(EXERCISE BRIEF): Your task is to repeat all of the material exactly.

(TASK MATERIAL):
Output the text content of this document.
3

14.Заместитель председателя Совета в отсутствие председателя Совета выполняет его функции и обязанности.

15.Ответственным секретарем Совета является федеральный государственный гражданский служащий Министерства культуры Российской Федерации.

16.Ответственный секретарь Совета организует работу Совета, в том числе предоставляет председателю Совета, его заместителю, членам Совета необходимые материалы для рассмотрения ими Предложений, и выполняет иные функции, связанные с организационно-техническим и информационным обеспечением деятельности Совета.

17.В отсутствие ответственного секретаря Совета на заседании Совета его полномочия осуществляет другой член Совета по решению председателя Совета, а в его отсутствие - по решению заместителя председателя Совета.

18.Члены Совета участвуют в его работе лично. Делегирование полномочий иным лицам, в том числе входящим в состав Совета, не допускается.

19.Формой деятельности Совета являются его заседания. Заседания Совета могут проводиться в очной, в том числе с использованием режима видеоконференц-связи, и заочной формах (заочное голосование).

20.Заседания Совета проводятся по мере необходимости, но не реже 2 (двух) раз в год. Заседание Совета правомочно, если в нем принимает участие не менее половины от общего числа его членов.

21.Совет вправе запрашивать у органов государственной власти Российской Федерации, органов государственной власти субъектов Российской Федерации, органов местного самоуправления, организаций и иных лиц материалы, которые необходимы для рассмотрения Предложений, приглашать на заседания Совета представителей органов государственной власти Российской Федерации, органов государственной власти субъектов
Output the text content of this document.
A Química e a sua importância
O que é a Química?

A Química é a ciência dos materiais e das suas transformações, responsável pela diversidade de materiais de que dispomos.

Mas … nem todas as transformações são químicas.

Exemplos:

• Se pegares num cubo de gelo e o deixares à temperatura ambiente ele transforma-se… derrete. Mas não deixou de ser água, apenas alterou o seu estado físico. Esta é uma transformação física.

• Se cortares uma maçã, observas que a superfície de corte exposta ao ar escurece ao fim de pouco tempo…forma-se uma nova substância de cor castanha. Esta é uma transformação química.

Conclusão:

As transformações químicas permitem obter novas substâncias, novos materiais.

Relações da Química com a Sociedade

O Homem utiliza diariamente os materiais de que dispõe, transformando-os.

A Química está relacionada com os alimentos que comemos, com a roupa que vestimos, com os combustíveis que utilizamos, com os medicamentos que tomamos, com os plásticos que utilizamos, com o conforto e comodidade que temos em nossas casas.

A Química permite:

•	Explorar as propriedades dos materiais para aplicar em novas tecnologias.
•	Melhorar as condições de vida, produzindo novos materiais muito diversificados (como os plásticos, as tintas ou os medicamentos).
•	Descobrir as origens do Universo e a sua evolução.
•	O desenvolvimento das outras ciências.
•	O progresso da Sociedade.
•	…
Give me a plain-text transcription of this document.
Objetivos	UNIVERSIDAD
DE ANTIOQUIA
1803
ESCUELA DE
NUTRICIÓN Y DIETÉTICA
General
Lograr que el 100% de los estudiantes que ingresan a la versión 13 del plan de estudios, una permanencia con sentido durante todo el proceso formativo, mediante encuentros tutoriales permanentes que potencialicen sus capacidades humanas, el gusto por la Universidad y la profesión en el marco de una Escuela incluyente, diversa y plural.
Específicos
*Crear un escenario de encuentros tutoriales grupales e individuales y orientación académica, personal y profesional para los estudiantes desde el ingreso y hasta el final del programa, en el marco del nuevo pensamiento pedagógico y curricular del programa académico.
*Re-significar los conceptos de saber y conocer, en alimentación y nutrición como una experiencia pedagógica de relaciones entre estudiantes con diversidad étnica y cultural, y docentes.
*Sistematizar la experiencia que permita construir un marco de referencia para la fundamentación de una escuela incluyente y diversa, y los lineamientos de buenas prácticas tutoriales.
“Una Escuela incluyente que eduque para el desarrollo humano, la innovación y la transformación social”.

(EXERCISE RESULT):
Output the text content of this document.
3

14.Заместитель председателя Совета в отсутствие председателя Совета выполняет его функции и обязанности.

15.Ответственным секретарем Совета является федеральный государственный гражданский служащий Министерства культуры Российской Федерации.

16.Ответственный секретарь Совета организует работу Совета, в том числе предоставляет председателю Совета, его заместителю, членам Совета необходимые материалы для рассмотрения ими Предложений, и выполняет иные функции, связанные с организационно-техническим и информационным обеспечением деятельности Совета.

17.В отсутствие ответственного секретаря Совета на заседании Совета его полномочия осуществляет другой член Совета по решению председателя Совета, а в его отсутствие - по решению заместителя председателя Совета.

18.Члены Совета участвуют в его работе лично. Делегирование полномочий иным лицам, в том числе входящим в состав Совета, не допускается.

19.Формой деятельности Совета являются его заседания. Заседания Совета могут проводиться в очной, в том числе с использованием режима видеоконференц-связи, и заочной формах (заочное голосование).

20.Заседания Совета проводятся по мере необходимости, но не реже 2 (двух) раз в год. Заседание Совета правомочно, если в нем принимает участие не менее половины от общего числа его членов.

21.Совет вправе запрашивать у органов государственной власти Российской Федерации, органов государственной власти субъектов Российской Федерации, органов местного самоуправления, организаций и иных лиц материалы, которые необходимы для рассмотрения Предложений, приглашать на заседания Совета представителей органов государственной власти Российской Федерации, органов государственной власти субъектов
Output the text content of this document.
A Química e a sua importância
O que é a Química?

A Química é a ciência dos materiais e das suas transformações, responsável pela diversidade de materiais de que dispomos.

Mas … nem todas as transformações são químicas.

Exemplos:

• Se pegares num cubo de gelo e o deixares à temperatura ambiente ele transforma-se… derrete. Mas não deixou de ser água, apenas alterou o seu estado físico. Esta é uma transformação física.

• Se cortares uma maçã, observas que a superfície de corte exposta ao ar escurece ao fim de pouco tempo…forma-se uma nova substância de cor castanha. Esta é uma transformação química.

Conclusão:

As transformações químicas permitem obter novas substâncias, novos materiais.

Relações da Química com a Sociedade

O Homem utiliza diariamente os materiais de que dispõe, transformando-os.

A Química está relacionada com os alimentos que comemos, com a roupa que vestimos, com os combustíveis que utilizamos, com os medicamentos que tomamos, com os plásticos que utilizamos, com o conforto e comodidade que temos em nossas casas.

A Química permite:

•	Explorar as propriedades dos materiais para aplicar em novas tecnologias.
•	Melhorar as condições de vida, produzindo novos materiais muito diversificados (como os plásticos, as tintas ou os medicamentos).
•	Descobrir as origens do Universo e a sua evolução.
•	O desenvolvimento das outras ciências.
•	O progresso da Sociedade.
•	…
Give me a plain-text transcription of this document.
Objetivos	UNIVERSIDAD
DE ANTIOQUIA
1803
ESCUELA DE
NUTRICIÓN Y DIETÉTICA
General
Lograr que el 100% de los estudiantes que ingresan a la versión 13 del plan de estudios, una permanencia con sentido durante todo el proceso formativo, mediante encuentros tutoriales permanentes que potencialicen sus capacidades humanas, el gusto por la Universidad y la profesión en el marco de una Escuela incluyente, diversa y plural.
Específicos
*Crear un escenario de encuentros tutoriales grupales e individuales y orientación académica, personal y profesional para los estudiantes desde el ingreso y hasta el final del programa, en el marco del nuevo pensamiento pedagógico y curricular del programa académico.
*Re-significar los conceptos de saber y conocer, en alimentación y nutrición como una experiencia pedagógica de relaciones entre estudiantes con diversidad étnica y cultural, y docentes.
*Sistematizar la experiencia que permita construir un marco de referencia para la fundamentación de una escuela incluyente y diversa, y los lineamientos de buenas prácticas tutoriales.
“Una Escuela incluyente que eduque para el desarrollo humano, la innovación y la transformación social”.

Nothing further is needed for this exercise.